## Extracted data entries

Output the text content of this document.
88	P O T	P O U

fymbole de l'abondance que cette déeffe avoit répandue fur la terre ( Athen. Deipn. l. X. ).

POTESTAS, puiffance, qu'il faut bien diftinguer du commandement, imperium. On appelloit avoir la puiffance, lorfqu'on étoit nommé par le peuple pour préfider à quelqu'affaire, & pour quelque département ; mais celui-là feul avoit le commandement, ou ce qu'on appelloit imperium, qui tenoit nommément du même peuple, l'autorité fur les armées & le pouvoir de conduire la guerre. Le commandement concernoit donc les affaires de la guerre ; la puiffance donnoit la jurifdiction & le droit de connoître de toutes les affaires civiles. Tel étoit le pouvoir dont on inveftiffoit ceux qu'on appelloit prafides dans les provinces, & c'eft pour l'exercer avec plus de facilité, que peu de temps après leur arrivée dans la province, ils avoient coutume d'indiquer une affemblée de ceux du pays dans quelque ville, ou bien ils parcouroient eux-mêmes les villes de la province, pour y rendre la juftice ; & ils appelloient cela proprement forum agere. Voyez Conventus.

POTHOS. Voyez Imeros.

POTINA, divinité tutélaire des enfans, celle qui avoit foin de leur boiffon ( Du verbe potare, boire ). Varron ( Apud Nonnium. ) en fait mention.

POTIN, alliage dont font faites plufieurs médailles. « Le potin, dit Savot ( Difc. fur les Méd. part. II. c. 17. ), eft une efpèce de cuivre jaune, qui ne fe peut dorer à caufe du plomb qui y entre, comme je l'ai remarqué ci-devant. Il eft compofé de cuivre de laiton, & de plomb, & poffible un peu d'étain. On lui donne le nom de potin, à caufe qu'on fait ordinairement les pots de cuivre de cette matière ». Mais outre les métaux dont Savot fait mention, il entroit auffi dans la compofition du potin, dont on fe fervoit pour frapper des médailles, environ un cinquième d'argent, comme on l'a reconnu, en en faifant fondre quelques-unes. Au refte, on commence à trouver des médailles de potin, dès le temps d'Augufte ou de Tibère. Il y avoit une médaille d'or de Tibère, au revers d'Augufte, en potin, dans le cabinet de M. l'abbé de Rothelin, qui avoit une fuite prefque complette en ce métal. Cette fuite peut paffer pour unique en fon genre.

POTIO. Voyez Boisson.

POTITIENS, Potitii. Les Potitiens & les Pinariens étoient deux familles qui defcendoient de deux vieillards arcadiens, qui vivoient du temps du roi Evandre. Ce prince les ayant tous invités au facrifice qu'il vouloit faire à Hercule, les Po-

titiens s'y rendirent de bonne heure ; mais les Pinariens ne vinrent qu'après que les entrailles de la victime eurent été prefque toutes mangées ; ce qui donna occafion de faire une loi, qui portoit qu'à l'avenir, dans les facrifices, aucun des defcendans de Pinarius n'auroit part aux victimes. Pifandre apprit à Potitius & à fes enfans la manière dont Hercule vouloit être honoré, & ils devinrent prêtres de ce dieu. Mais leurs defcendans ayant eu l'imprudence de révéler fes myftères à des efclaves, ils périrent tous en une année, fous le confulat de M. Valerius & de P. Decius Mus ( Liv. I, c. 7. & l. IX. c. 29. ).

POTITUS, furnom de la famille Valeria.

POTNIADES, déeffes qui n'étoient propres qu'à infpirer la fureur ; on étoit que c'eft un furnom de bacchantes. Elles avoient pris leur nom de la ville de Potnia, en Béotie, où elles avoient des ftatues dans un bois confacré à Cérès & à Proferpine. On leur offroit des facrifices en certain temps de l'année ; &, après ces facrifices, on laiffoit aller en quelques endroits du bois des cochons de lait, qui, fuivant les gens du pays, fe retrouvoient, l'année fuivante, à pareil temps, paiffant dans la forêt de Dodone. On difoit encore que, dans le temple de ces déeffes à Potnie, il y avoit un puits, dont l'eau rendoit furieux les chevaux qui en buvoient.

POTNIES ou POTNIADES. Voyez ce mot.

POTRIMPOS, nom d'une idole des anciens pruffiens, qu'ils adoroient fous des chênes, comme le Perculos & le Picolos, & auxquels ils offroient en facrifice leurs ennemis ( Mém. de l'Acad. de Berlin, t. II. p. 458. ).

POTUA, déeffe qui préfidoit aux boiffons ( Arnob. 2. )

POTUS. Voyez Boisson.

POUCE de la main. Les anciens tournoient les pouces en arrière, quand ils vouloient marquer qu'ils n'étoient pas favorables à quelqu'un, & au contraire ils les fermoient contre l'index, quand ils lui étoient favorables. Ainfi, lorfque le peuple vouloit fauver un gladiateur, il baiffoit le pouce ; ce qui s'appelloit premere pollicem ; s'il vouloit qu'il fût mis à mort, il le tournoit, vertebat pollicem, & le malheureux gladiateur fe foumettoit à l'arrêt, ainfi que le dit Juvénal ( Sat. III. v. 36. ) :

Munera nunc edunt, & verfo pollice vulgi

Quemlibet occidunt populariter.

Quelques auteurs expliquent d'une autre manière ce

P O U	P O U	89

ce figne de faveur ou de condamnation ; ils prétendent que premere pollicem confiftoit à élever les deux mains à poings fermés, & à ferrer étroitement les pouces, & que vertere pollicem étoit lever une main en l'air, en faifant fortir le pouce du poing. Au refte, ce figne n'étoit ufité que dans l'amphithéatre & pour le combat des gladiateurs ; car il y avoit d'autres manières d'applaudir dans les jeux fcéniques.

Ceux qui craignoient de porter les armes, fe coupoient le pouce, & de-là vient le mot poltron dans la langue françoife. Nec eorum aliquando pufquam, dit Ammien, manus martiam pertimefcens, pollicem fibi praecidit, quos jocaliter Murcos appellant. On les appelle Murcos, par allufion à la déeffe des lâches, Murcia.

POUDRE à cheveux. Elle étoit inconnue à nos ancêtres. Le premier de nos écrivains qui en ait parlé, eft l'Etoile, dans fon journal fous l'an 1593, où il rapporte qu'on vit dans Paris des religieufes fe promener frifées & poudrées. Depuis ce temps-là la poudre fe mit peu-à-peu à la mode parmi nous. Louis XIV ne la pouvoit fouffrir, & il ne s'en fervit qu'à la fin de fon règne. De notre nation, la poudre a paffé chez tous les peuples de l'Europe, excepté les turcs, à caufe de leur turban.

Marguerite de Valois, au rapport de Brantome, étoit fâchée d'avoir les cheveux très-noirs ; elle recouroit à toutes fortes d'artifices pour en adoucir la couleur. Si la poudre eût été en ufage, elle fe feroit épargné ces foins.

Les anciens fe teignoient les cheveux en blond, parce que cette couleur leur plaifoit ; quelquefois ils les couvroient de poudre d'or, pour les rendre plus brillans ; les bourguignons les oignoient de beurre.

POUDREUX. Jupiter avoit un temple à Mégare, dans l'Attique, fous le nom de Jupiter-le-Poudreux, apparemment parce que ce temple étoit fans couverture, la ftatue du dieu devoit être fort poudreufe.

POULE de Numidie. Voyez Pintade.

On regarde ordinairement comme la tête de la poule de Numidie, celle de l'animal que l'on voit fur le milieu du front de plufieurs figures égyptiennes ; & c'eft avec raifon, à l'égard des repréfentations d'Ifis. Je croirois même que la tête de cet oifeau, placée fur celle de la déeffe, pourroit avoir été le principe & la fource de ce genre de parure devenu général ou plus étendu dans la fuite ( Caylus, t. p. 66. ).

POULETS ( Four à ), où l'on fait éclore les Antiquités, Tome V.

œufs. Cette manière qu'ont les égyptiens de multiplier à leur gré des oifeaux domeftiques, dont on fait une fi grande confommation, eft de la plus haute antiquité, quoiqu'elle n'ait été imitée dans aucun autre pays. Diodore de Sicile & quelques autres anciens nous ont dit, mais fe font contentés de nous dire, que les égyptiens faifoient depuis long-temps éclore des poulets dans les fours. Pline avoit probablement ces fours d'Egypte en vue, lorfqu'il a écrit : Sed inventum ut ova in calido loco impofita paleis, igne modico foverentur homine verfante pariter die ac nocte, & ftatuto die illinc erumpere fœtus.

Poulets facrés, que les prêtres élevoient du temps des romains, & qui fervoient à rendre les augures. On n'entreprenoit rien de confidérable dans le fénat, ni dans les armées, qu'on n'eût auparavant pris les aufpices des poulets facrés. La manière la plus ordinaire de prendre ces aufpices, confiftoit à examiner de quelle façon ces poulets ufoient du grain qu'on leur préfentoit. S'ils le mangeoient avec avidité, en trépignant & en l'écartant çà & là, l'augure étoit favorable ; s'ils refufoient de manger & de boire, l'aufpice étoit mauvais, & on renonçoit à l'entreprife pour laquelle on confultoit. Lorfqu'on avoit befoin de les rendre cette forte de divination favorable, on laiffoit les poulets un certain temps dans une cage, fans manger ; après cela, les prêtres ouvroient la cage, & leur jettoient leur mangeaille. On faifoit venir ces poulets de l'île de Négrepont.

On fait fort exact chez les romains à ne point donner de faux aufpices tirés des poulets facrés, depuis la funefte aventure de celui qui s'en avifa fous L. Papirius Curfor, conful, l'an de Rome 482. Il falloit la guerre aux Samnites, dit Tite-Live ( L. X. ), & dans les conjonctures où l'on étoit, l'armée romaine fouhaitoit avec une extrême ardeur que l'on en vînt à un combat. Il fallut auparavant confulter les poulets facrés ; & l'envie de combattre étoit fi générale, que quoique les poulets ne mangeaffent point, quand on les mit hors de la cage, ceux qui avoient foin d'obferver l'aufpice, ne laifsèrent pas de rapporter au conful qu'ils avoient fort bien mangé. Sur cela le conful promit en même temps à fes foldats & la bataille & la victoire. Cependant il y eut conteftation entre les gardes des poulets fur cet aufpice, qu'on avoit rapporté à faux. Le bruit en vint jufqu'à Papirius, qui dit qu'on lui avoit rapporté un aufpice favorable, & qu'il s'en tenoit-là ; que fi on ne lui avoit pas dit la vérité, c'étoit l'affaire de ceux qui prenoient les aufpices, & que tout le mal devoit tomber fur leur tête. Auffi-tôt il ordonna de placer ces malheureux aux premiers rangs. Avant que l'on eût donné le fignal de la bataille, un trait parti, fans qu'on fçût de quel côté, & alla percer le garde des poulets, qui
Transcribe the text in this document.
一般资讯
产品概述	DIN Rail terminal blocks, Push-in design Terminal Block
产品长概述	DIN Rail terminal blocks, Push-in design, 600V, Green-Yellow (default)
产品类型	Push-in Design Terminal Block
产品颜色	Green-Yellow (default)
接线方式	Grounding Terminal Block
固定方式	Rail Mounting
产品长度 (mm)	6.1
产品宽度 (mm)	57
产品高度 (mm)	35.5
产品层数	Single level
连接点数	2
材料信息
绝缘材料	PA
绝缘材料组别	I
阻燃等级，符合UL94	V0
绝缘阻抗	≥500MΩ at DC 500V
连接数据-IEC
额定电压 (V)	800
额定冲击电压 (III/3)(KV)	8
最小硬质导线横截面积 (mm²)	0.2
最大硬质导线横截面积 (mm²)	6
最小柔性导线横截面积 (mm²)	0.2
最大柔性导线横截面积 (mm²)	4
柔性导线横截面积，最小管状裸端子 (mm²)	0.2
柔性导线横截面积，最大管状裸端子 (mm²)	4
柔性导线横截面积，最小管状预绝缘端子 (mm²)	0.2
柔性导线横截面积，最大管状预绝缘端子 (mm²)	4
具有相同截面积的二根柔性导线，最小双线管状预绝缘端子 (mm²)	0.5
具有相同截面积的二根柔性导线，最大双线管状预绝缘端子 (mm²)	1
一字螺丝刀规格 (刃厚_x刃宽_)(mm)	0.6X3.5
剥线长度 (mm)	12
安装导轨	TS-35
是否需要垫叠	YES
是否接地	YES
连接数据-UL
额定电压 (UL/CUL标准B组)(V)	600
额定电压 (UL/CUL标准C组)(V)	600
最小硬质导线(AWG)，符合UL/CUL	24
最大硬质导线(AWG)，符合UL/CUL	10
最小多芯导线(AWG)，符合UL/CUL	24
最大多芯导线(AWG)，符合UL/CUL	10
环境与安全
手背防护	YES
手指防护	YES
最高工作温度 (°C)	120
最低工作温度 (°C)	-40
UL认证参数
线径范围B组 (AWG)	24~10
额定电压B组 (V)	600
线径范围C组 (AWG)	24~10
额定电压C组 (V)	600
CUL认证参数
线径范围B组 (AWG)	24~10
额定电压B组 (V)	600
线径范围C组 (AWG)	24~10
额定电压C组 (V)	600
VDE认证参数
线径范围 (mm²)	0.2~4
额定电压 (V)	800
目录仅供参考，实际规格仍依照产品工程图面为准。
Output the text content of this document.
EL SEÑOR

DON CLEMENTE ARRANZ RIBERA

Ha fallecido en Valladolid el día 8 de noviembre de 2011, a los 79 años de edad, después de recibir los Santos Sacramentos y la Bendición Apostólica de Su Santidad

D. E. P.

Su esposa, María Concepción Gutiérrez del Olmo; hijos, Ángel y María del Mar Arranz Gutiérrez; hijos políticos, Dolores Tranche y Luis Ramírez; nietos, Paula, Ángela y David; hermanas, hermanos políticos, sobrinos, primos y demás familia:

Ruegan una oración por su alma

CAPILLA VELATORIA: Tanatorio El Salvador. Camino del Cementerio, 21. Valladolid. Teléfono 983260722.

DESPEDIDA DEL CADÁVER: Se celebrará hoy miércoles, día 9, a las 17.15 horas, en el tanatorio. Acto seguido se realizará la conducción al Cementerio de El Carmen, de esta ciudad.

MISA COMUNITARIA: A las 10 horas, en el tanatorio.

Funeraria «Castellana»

## WHAT YOU SHOULD DO
Take every line from the records above that has the word "couleur" and copy it.

## WORKED ANSWER
Marguerite de Valois, au rapport de Brantome, étoit fâchée d'avoir les cheveux très-noirs ; elle recouroit à toutes fortes d'artifices pour en adoucir la couleur. Si la poudre eût été en ufage, elle fe feroit épargné ces foins.
Les anciens fe teignoient les cheveux en blond, parce que cette couleur leur plaifoit ; quelquefois ils les couvroient de poudre d'or, pour les rendre plus brillans ; les bourguignons les oignoient de beurre.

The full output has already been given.